Collected data:
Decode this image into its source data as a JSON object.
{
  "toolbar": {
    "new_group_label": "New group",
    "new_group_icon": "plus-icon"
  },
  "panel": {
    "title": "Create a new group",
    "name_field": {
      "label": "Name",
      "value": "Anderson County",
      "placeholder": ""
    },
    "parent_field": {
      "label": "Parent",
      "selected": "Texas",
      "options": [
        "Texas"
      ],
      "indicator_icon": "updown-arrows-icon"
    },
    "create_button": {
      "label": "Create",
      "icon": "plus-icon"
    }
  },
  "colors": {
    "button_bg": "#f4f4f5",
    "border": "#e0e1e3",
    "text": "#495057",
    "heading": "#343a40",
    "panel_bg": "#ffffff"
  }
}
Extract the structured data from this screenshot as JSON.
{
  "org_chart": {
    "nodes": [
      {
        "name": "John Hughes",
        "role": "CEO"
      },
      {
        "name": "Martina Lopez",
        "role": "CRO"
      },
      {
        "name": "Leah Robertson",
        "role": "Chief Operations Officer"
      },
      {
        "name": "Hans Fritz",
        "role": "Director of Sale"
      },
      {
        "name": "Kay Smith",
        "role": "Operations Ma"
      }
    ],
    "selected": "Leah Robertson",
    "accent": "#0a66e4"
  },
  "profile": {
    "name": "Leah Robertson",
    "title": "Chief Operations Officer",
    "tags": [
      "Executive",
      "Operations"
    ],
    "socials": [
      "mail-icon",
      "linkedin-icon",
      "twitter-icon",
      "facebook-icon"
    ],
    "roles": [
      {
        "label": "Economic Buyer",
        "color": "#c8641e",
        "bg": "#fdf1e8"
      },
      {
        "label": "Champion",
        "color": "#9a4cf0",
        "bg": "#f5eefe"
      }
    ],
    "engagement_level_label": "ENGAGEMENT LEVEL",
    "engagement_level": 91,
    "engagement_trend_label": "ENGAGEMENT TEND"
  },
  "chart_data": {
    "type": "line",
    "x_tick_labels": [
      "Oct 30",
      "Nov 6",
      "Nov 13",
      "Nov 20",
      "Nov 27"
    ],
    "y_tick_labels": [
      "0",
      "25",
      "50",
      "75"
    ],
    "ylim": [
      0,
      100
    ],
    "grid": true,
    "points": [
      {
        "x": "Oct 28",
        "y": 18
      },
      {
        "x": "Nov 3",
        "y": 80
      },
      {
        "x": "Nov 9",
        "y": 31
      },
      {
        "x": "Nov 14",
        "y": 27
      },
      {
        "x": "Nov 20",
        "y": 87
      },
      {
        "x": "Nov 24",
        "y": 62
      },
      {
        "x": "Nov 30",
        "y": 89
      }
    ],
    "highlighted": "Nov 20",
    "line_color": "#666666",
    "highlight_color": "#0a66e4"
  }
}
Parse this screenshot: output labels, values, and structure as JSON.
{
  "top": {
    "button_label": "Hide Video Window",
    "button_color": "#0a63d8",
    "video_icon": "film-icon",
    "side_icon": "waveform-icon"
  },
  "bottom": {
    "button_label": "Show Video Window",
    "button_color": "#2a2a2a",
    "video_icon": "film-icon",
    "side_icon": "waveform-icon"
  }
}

Work to do:
Copy exactly the line containing "Parse this screenshot: output" and every line after it, ending with the last line of the records above.

Solved exercise:
Parse this screenshot: output labels, values, and structure as JSON.
{
  "top": {
    "button_label": "Hide Video Window",
    "button_color": "#0a63d8",
    "video_icon": "film-icon",
    "side_icon": "waveform-icon"
  },
  "bottom": {
    "button_label": "Show Video Window",
    "button_color": "#2a2a2a",
    "video_icon": "film-icon",
    "side_icon": "waveform-icon"
  }
}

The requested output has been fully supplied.